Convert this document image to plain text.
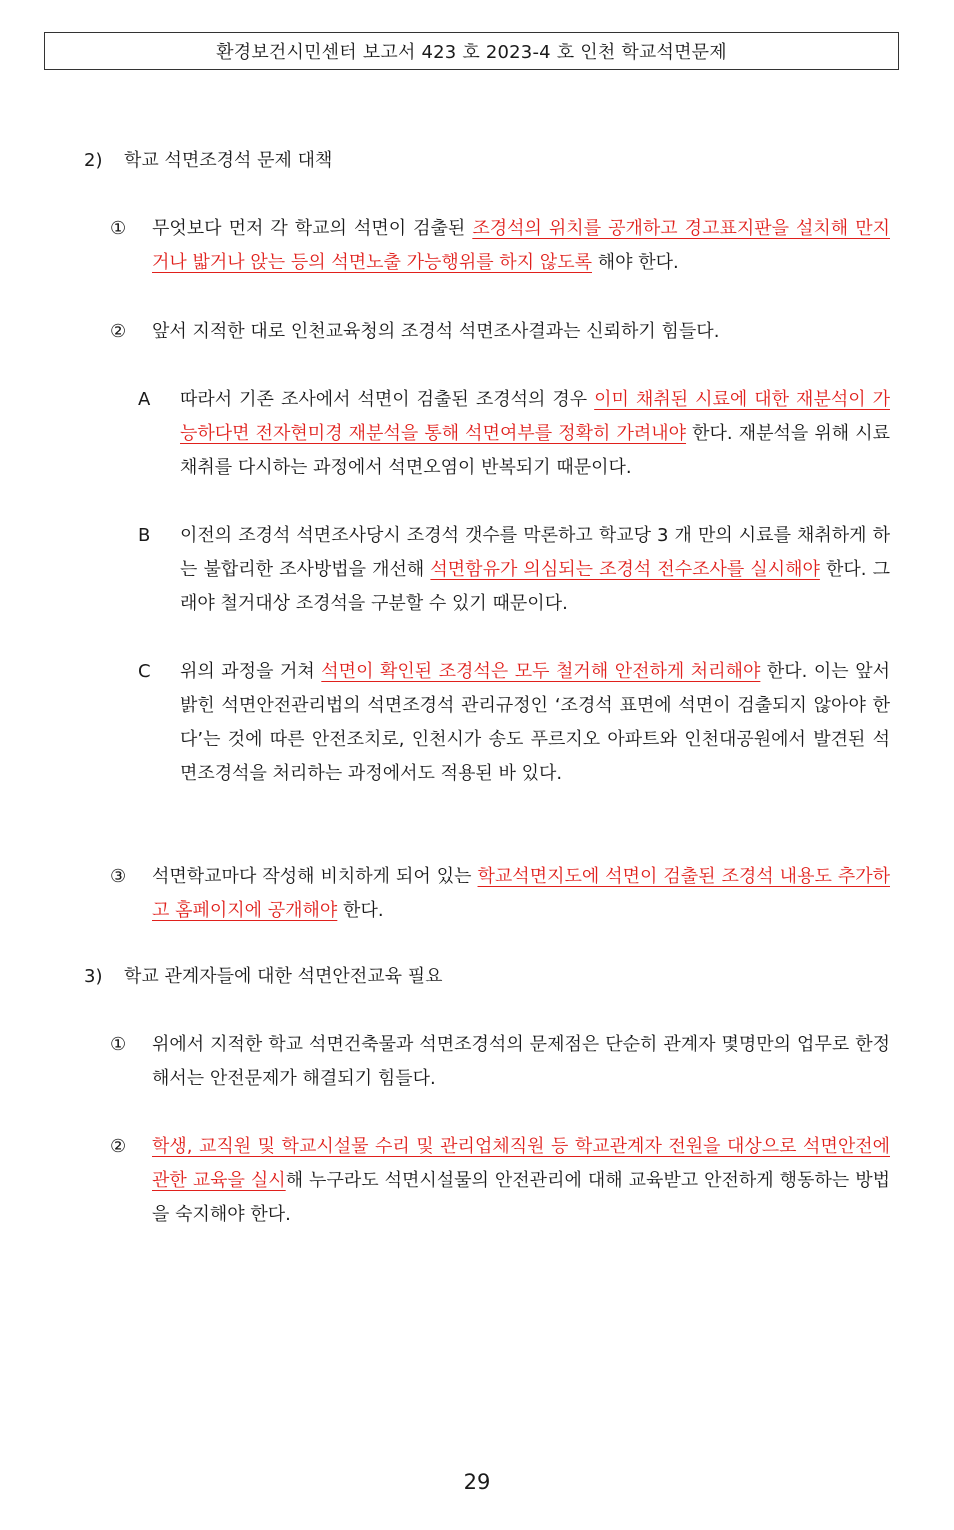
환경보건시민센터 보고서 423 호 2023-4 호 인천 학교석면문제
2) 학교 석면조경석 문제 대책
①	무엇보다 먼저 각 학교의 석면이 검출된 조경석의 위치를 공개하고 경고표지판을 설치해 만지거나 밟거나 앉는 등의 석면노출 가능행위를 하지 않도록 해야 한다.
②	앞서 지적한 대로 인천교육청의 조경석 석면조사결과는 신뢰하기 힘들다.
A	따라서 기존 조사에서 석면이 검출된 조경석의 경우 이미 채취된 시료에 대한 재분석이 가능하다면 전자현미경 재분석을 통해 석면여부를 정확히 가려내야 한다. 재분석을 위해 시료채취를 다시하는 과정에서 석면오염이 반복되기 때문이다.
B	이전의 조경석 석면조사당시 조경석 갯수를 막론하고 학교당 3 개 만의 시료를 채취하게 하는 불합리한 조사방법을 개선해 석면함유가 의심되는 조경석 전수조사를 실시해야 한다. 그래야 철거대상 조경석을 구분할 수 있기 때문이다.
C	위의 과정을 거쳐 석면이 확인된 조경석은 모두 철거해 안전하게 처리해야 한다. 이는 앞서 밝힌 석면안전관리법의 석면조경석 관리규정인 ‘조경석 표면에 석면이 검출되지 않아야 한다’는 것에 따른 안전조치로, 인천시가 송도 푸르지오 아파트와 인천대공원에서 발견된 석면조경석을 처리하는 과정에서도 적용된 바 있다.
③	석면학교마다 작성해 비치하게 되어 있는 학교석면지도에 석면이 검출된 조경석 내용도 추가하고 홈페이지에 공개해야 한다.
3) 학교 관계자들에 대한 석면안전교육 필요
①	위에서 지적한 학교 석면건축물과 석면조경석의 문제점은 단순히 관계자 몇명만의 업무로 한정해서는 안전문제가 해결되기 힘들다.
②	학생, 교직원 및 학교시설물 수리 및 관리업체직원 등 학교관계자 전원을 대상으로 석면안전에 관한 교육을 실시해 누구라도 석면시설물의 안전관리에 대해 교육받고 안전하게 행동하는 방법을 숙지해야 한다.
29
---
Aim: Output an exact copy of the material, with the pictures removed.

Complete response:
Convert this document image to plain text.
환경보건시민센터 보고서 423 호 2023-4 호 인천 학교석면문제
2) 학교 석면조경석 문제 대책
①	무엇보다 먼저 각 학교의 석면이 검출된 조경석의 위치를 공개하고 경고표지판을 설치해 만지거나 밟거나 앉는 등의 석면노출 가능행위를 하지 않도록 해야 한다.
②	앞서 지적한 대로 인천교육청의 조경석 석면조사결과는 신뢰하기 힘들다.
A	따라서 기존 조사에서 석면이 검출된 조경석의 경우 이미 채취된 시료에 대한 재분석이 가능하다면 전자현미경 재분석을 통해 석면여부를 정확히 가려내야 한다. 재분석을 위해 시료채취를 다시하는 과정에서 석면오염이 반복되기 때문이다.
B	이전의 조경석 석면조사당시 조경석 갯수를 막론하고 학교당 3 개 만의 시료를 채취하게 하는 불합리한 조사방법을 개선해 석면함유가 의심되는 조경석 전수조사를 실시해야 한다. 그래야 철거대상 조경석을 구분할 수 있기 때문이다.
C	위의 과정을 거쳐 석면이 확인된 조경석은 모두 철거해 안전하게 처리해야 한다. 이는 앞서 밝힌 석면안전관리법의 석면조경석 관리규정인 ‘조경석 표면에 석면이 검출되지 않아야 한다’는 것에 따른 안전조치로, 인천시가 송도 푸르지오 아파트와 인천대공원에서 발견된 석면조경석을 처리하는 과정에서도 적용된 바 있다.
③	석면학교마다 작성해 비치하게 되어 있는 학교석면지도에 석면이 검출된 조경석 내용도 추가하고 홈페이지에 공개해야 한다.
3) 학교 관계자들에 대한 석면안전교육 필요
①	위에서 지적한 학교 석면건축물과 석면조경석의 문제점은 단순히 관계자 몇명만의 업무로 한정해서는 안전문제가 해결되기 힘들다.
②	학생, 교직원 및 학교시설물 수리 및 관리업체직원 등 학교관계자 전원을 대상으로 석면안전에 관한 교육을 실시해 누구라도 석면시설물의 안전관리에 대해 교육받고 안전하게 행동하는 방법을 숙지해야 한다.
29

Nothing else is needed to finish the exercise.